*GIVEN RECORDS*
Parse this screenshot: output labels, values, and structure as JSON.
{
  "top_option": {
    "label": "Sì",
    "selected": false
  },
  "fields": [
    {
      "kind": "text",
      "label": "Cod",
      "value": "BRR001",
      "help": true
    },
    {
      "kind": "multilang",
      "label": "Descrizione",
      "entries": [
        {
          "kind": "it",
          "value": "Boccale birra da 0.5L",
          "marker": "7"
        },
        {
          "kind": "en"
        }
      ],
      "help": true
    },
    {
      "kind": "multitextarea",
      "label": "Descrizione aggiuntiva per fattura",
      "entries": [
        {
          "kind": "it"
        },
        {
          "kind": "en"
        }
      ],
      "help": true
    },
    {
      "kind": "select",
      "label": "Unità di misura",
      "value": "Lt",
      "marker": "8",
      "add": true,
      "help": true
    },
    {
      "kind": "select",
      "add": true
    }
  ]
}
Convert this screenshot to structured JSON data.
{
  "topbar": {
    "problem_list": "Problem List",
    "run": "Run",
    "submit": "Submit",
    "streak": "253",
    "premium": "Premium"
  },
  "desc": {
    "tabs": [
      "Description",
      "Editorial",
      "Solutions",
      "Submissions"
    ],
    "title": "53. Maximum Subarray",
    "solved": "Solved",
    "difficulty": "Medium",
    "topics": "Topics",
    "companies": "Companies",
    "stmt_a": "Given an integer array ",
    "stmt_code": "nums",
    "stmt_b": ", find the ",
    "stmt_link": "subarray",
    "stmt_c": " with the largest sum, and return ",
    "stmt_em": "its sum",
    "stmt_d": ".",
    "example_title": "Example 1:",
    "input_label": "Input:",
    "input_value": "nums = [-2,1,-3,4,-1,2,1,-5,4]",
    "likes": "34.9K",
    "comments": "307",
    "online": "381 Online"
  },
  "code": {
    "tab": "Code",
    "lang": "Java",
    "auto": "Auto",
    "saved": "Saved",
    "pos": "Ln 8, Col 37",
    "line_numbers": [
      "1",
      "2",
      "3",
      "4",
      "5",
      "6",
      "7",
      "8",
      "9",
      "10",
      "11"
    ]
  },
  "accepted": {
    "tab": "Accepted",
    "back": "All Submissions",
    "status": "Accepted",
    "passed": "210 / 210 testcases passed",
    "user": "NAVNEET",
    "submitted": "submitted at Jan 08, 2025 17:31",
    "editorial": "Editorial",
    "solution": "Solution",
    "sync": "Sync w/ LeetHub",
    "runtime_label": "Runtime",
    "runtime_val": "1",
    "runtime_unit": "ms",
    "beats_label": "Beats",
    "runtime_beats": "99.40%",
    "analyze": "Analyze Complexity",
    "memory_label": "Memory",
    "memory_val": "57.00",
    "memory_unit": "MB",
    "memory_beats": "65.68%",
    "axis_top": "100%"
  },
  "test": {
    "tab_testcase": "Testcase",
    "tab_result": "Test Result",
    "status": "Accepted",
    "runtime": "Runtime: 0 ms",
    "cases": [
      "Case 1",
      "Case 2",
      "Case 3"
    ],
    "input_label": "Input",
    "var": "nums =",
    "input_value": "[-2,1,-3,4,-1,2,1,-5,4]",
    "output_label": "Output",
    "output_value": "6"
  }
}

*GIVEN PROBLEM*
Extract all lines that hold the word "kind".

*PROBLEM SOLUTION*
      "kind": "text",
      "kind": "multilang",
          "kind": "it",
          "kind": "en"
      "kind": "multitextarea",
          "kind": "it"
          "kind": "en"
      "kind": "select",
      "kind": "select",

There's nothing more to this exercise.